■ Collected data
- - - - -
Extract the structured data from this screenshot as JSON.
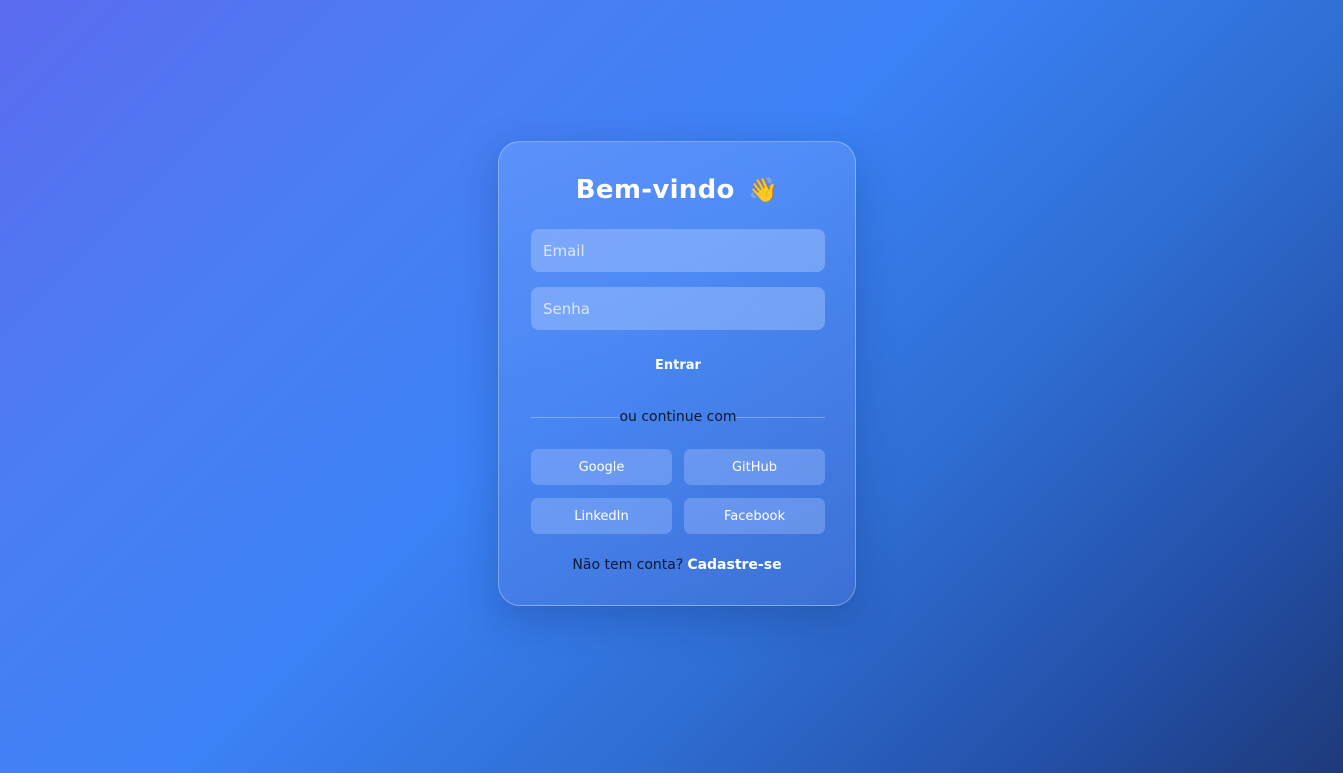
{
  "login": {
    "title": "Bem-vindo",
    "title_emoji": "👋",
    "email_placeholder": "Email",
    "password_placeholder": "Senha",
    "submit_label": "Entrar",
    "divider_text": "ou continue com",
    "social": {
      "google": "Google",
      "github": "GitHub",
      "linkedin": "LinkedIn",
      "facebook": "Facebook"
    },
    "signup_prompt": "Não tem conta?",
    "signup_link": "Cadastre-se"
  },
  "colors": {
    "background_start": "#5b6cf0",
    "background_mid": "#3b82f6",
    "background_end": "#1e3a7a",
    "text_dark": "#0b1733",
    "text_light": "#ffffff"
  }
}
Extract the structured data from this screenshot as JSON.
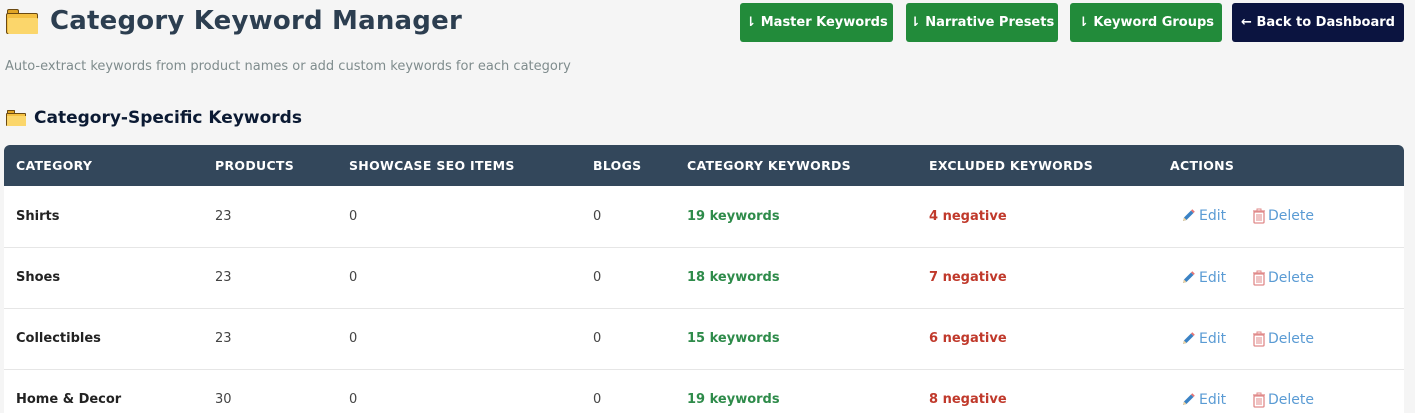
{
  "header": {
    "title": "Category Keyword Manager",
    "subtitle": "Auto-extract keywords from product names or add custom keywords for each category",
    "buttons": {
      "master": "⇂ Master Keywords",
      "narrative": "⇂ Narrative Presets",
      "groups": "⇂ Keyword Groups",
      "back": "← Back to Dashboard"
    }
  },
  "section": {
    "title": "Category-Specific Keywords"
  },
  "table": {
    "columns": [
      "Category",
      "Products",
      "Showcase SEO Items",
      "Blogs",
      "Category Keywords",
      "Excluded Keywords",
      "Actions"
    ],
    "rows": [
      {
        "category": "Shirts",
        "products": "23",
        "showcase": "0",
        "blogs": "0",
        "keywords": "19 keywords",
        "excluded": "4 negative"
      },
      {
        "category": "Shoes",
        "products": "23",
        "showcase": "0",
        "blogs": "0",
        "keywords": "18 keywords",
        "excluded": "7 negative"
      },
      {
        "category": "Collectibles",
        "products": "23",
        "showcase": "0",
        "blogs": "0",
        "keywords": "15 keywords",
        "excluded": "6 negative"
      },
      {
        "category": "Home & Decor",
        "products": "30",
        "showcase": "0",
        "blogs": "0",
        "keywords": "19 keywords",
        "excluded": "8 negative"
      }
    ],
    "actions": {
      "edit": "Edit",
      "delete": "Delete"
    }
  },
  "colors": {
    "button_green": "#228b3a",
    "button_navy": "#0b1440",
    "table_header": "#33475b",
    "keyword_green": "#2e8b4a",
    "negative_red": "#c0392b",
    "link_blue": "#5a9bd4"
  },
  "icons": {
    "title": "folder-icon",
    "section": "folder-icon",
    "edit": "pencil-icon",
    "delete": "trash-icon"
  }
}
- - - - -
The records above are to be quoted exactly, with all pictures left out.

■ Exercise result
Extract the structured data from this screenshot as JSON.
{
  "login": {
    "title": "Bem-vindo",
    "title_emoji": "👋",
    "email_placeholder": "Email",
    "password_placeholder": "Senha",
    "submit_label": "Entrar",
    "divider_text": "ou continue com",
    "social": {
      "google": "Google",
      "github": "GitHub",
      "linkedin": "LinkedIn",
      "facebook": "Facebook"
    },
    "signup_prompt": "Não tem conta?",
    "signup_link": "Cadastre-se"
  },
  "colors": {
    "background_start": "#5b6cf0",
    "background_mid": "#3b82f6",
    "background_end": "#1e3a7a",
    "text_dark": "#0b1733",
    "text_light": "#ffffff"
  }
}
Extract the structured data from this screenshot as JSON.
{
  "header": {
    "title": "Category Keyword Manager",
    "subtitle": "Auto-extract keywords from product names or add custom keywords for each category",
    "buttons": {
      "master": "⇂ Master Keywords",
      "narrative": "⇂ Narrative Presets",
      "groups": "⇂ Keyword Groups",
      "back": "← Back to Dashboard"
    }
  },
  "section": {
    "title": "Category-Specific Keywords"
  },
  "table": {
    "columns": [
      "Category",
      "Products",
      "Showcase SEO Items",
      "Blogs",
      "Category Keywords",
      "Excluded Keywords",
      "Actions"
    ],
    "rows": [
      {
        "category": "Shirts",
        "products": "23",
        "showcase": "0",
        "blogs": "0",
        "keywords": "19 keywords",
        "excluded": "4 negative"
      },
      {
        "category": "Shoes",
        "products": "23",
        "showcase": "0",
        "blogs": "0",
        "keywords": "18 keywords",
        "excluded": "7 negative"
      },
      {
        "category": "Collectibles",
        "products": "23",
        "showcase": "0",
        "blogs": "0",
        "keywords": "15 keywords",
        "excluded": "6 negative"
      },
      {
        "category": "Home & Decor",
        "products": "30",
        "showcase": "0",
        "blogs": "0",
        "keywords": "19 keywords",
        "excluded": "8 negative"
      }
    ],
    "actions": {
      "edit": "Edit",
      "delete": "Delete"
    }
  },
  "colors": {
    "button_green": "#228b3a",
    "button_navy": "#0b1440",
    "table_header": "#33475b",
    "keyword_green": "#2e8b4a",
    "negative_red": "#c0392b",
    "link_blue": "#5a9bd4"
  },
  "icons": {
    "title": "folder-icon",
    "section": "folder-icon",
    "edit": "pencil-icon",
    "delete": "trash-icon"
  }
}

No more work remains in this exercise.